--- Start ---

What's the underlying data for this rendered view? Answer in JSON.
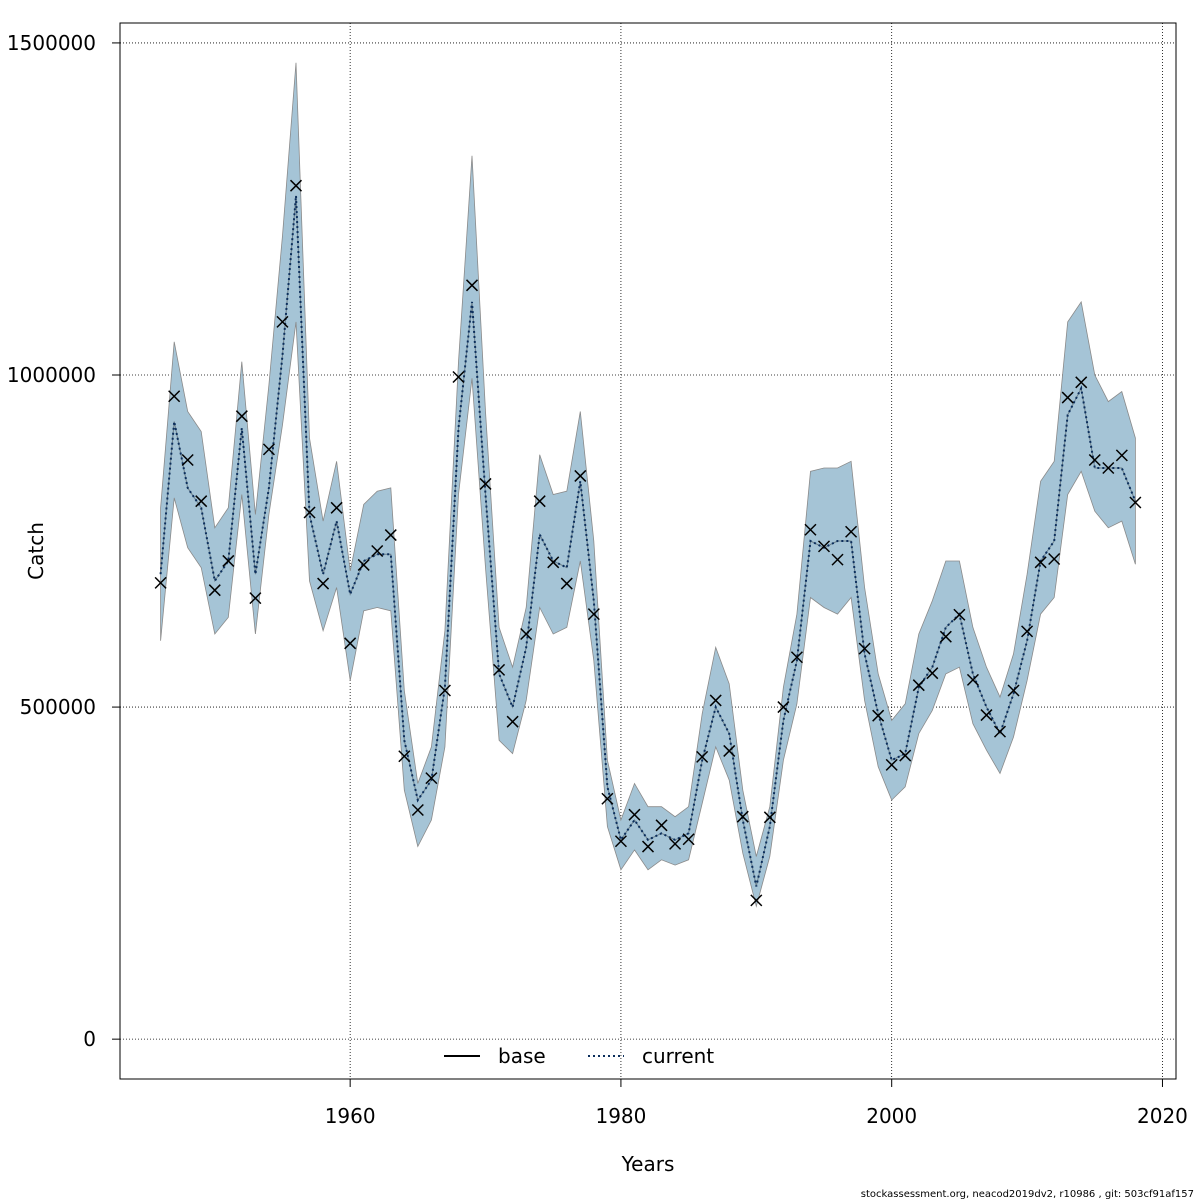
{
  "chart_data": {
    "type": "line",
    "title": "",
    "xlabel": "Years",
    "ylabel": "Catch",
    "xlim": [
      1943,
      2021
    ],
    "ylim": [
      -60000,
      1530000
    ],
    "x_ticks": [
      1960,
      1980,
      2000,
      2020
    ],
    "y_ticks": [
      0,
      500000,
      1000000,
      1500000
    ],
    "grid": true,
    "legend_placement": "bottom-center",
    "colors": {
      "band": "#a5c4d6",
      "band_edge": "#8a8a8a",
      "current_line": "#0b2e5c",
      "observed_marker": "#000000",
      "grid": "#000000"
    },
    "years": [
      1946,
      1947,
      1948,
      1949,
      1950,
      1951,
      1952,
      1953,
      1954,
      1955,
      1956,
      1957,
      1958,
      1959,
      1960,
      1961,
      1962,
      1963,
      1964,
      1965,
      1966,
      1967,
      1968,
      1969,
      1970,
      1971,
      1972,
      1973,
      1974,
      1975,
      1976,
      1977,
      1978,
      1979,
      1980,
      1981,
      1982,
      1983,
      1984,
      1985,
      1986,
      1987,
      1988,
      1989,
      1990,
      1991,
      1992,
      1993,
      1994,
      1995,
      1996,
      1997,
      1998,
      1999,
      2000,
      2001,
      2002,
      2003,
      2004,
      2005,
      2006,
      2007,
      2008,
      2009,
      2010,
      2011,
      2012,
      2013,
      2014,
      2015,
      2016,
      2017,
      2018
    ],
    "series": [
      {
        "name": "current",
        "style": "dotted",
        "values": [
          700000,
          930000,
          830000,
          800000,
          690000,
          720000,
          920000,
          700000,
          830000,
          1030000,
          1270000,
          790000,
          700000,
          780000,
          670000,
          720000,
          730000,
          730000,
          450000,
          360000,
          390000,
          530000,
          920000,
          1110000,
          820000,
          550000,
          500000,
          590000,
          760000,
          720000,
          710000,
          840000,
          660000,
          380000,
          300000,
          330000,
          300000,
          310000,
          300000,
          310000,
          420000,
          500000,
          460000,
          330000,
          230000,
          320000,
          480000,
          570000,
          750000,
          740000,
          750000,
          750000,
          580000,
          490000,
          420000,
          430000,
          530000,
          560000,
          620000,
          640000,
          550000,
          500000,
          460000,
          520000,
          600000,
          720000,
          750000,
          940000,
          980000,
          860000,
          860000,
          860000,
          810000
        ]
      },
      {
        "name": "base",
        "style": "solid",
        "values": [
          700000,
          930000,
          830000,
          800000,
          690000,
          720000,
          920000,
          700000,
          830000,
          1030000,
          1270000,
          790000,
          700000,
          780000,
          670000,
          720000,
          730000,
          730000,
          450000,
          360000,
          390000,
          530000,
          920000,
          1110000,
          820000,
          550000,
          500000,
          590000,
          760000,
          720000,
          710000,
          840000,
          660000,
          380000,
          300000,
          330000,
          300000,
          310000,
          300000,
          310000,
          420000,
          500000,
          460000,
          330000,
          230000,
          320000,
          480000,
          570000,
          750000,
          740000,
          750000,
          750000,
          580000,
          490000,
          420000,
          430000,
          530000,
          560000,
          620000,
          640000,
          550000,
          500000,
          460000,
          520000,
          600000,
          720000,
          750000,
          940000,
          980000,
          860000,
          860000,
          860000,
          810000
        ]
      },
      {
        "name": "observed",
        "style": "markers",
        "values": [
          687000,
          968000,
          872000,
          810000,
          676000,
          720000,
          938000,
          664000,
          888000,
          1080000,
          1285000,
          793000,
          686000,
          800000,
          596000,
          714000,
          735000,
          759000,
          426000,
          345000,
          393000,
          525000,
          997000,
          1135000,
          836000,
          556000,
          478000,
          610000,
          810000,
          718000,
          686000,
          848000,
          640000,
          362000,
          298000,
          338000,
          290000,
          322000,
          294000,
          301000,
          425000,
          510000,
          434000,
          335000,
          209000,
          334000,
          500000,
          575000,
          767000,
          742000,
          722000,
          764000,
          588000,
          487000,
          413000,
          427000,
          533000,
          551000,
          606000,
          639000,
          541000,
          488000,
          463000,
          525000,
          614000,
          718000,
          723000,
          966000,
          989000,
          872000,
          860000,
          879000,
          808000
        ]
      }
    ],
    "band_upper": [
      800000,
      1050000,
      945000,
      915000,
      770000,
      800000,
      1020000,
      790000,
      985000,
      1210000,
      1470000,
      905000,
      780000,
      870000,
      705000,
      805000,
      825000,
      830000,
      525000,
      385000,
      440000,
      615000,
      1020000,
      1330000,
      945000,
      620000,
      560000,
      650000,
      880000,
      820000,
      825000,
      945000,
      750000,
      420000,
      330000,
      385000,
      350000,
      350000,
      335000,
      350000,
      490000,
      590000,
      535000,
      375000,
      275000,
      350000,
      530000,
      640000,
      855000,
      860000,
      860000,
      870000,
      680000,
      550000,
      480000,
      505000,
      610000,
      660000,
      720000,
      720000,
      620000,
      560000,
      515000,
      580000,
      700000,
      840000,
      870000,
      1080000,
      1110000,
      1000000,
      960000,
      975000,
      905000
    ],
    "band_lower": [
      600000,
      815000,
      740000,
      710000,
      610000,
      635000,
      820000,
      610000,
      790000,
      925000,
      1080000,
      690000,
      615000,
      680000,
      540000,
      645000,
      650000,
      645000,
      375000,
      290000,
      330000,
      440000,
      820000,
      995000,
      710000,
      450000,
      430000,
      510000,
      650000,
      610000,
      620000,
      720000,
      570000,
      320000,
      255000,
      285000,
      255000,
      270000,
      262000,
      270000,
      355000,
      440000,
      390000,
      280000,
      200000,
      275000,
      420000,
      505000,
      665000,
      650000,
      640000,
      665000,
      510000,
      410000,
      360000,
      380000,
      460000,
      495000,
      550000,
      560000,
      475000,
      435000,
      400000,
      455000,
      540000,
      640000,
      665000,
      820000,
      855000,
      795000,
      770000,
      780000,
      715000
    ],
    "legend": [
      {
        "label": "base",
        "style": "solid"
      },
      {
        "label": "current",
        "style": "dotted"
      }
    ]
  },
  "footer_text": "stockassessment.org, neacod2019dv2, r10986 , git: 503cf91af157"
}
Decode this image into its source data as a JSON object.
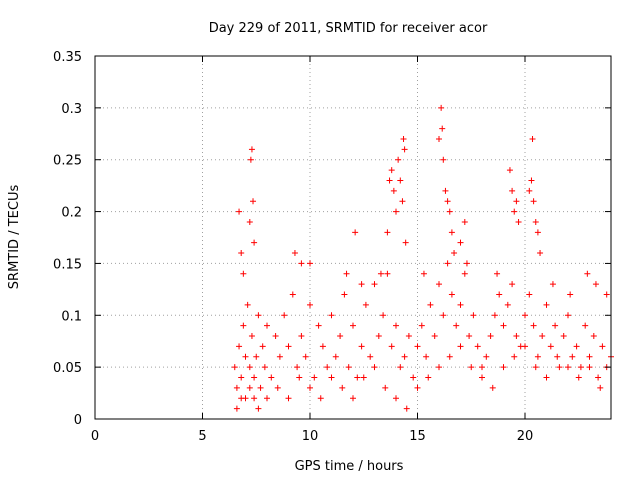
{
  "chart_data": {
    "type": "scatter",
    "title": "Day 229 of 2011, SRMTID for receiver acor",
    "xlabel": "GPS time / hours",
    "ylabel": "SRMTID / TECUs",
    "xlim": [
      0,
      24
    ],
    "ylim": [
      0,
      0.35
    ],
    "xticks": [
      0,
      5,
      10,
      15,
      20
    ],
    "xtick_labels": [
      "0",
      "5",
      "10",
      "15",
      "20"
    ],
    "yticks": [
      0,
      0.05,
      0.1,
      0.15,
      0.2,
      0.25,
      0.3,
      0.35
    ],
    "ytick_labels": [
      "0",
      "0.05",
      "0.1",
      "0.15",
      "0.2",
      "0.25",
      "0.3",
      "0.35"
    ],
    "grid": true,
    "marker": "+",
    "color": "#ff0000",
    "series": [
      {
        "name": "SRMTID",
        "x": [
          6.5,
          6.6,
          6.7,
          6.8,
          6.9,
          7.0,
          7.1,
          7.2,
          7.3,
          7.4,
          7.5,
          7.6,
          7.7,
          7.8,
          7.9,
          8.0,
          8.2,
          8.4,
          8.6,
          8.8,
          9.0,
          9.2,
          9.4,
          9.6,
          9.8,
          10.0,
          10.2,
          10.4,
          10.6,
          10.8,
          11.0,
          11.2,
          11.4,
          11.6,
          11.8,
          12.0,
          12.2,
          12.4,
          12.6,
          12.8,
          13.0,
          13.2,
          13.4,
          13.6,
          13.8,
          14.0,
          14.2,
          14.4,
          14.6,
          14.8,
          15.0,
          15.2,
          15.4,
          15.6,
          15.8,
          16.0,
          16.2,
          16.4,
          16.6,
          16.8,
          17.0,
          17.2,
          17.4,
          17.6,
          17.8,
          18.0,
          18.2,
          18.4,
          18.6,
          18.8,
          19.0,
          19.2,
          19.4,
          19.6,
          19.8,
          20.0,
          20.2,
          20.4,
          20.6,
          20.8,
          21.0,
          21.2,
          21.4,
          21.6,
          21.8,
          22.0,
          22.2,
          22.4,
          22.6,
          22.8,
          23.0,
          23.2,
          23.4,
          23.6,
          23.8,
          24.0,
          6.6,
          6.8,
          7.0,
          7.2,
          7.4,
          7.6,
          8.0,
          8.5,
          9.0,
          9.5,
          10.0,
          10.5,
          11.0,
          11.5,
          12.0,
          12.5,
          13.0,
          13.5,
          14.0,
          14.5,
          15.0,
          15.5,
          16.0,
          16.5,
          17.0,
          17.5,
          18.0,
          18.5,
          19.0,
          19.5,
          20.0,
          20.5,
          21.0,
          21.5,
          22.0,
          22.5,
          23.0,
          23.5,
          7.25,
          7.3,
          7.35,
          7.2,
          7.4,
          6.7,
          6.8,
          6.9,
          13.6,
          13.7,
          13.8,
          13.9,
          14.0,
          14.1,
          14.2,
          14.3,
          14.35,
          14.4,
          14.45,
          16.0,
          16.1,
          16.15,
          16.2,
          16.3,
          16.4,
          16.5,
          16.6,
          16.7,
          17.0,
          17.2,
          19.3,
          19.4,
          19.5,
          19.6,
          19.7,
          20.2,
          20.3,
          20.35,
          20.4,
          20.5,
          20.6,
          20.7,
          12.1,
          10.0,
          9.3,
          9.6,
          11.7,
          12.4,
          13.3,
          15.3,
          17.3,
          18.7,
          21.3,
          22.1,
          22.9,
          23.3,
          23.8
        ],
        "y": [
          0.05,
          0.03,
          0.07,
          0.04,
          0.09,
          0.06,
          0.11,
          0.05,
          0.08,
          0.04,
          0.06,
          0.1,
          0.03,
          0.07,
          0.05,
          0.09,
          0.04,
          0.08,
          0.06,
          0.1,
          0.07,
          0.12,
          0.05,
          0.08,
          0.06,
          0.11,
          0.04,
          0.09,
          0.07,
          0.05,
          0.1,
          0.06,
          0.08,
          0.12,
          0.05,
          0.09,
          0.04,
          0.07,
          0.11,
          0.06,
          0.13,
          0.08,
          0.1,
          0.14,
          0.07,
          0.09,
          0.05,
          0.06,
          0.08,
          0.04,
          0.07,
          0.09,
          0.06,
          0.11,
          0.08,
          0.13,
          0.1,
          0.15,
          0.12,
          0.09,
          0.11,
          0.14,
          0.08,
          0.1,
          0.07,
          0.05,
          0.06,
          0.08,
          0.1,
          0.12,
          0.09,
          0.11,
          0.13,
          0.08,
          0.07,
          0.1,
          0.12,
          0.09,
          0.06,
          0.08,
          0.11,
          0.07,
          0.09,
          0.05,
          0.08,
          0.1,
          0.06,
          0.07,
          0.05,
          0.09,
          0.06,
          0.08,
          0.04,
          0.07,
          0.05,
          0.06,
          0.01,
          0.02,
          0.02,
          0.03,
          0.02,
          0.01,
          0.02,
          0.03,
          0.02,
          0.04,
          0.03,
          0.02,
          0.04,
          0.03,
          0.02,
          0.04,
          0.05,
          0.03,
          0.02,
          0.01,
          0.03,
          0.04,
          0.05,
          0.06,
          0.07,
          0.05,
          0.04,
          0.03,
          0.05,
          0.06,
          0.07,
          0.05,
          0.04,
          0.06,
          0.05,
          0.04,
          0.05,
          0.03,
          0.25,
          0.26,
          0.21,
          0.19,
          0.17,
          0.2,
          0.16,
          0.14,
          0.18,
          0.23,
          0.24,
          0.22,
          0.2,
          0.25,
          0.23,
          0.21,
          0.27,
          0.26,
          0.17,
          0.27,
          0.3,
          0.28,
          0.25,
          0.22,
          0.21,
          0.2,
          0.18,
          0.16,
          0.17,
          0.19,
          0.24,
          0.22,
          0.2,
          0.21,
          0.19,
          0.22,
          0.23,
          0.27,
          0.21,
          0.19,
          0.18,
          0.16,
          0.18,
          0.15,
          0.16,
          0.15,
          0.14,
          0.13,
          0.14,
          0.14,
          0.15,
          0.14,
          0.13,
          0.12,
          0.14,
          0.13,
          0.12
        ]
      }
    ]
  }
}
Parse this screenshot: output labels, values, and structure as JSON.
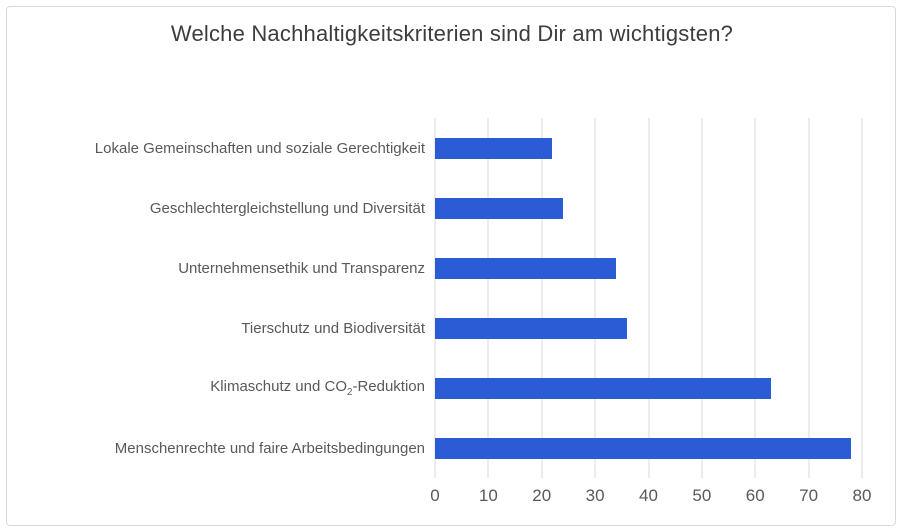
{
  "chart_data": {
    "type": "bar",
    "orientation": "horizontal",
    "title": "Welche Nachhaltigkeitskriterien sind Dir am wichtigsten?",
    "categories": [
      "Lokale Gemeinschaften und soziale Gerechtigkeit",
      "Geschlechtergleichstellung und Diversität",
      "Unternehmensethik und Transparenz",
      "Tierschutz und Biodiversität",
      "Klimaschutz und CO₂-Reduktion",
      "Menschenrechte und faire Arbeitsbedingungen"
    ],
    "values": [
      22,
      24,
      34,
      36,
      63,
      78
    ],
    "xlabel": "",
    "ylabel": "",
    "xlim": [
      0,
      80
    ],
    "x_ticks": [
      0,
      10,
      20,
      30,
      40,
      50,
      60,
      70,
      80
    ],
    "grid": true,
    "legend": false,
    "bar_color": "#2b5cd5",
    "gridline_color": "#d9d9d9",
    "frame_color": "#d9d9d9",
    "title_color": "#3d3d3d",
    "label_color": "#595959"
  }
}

--- End ---

■ Aim of the task: Identify and extract each line of the listing that contains "xlabel".

■ Exercise answer:
    "xlabel": "Years",
    "xlabel": "GPS time / hours",
    "xlabel": "",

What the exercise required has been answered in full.